**Given instruction**
Copy every line from the records below that holds the word "johndoe".

**Raw data**
_ _ _
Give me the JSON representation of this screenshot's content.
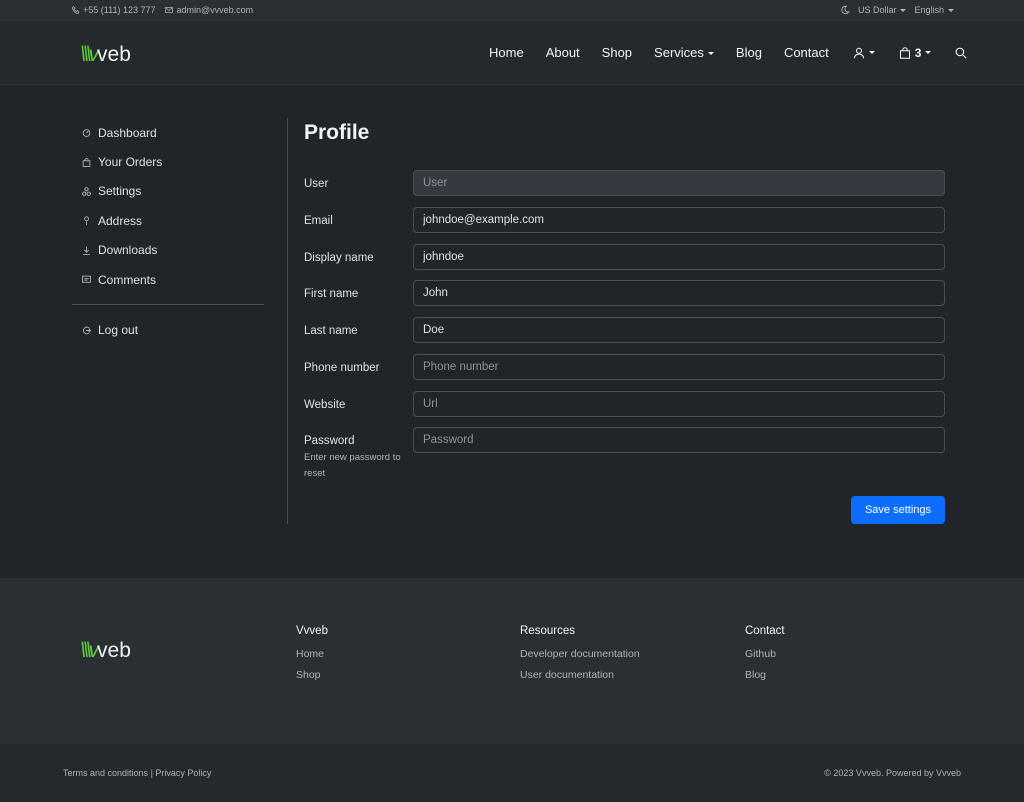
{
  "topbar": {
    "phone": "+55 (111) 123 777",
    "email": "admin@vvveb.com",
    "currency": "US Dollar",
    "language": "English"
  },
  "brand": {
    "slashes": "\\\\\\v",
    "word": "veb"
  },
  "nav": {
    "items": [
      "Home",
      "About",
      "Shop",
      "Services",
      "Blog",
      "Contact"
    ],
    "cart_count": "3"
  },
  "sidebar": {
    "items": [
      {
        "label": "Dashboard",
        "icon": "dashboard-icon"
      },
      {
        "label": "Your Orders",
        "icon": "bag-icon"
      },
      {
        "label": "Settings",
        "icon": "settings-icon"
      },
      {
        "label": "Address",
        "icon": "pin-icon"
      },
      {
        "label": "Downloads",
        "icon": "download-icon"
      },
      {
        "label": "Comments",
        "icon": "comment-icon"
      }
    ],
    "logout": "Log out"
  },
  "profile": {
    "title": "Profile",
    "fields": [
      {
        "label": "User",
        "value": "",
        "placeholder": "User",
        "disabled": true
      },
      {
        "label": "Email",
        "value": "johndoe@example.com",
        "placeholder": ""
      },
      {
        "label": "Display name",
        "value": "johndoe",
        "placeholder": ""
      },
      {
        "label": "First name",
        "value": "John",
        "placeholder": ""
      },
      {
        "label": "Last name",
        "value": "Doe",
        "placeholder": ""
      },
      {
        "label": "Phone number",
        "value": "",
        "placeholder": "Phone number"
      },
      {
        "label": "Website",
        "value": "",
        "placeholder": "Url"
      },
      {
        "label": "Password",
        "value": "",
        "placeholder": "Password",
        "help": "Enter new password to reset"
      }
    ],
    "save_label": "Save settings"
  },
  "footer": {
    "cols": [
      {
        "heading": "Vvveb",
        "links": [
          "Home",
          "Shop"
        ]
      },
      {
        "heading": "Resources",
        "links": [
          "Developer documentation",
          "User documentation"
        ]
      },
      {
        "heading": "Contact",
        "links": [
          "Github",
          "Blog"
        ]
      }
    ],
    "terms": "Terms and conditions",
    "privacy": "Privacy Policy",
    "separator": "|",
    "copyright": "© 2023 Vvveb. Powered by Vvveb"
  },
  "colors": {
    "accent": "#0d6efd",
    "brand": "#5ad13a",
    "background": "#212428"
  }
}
_ _ _
**Answer to the task**
        "value": "johndoe@example.com",
        "value": "johndoe",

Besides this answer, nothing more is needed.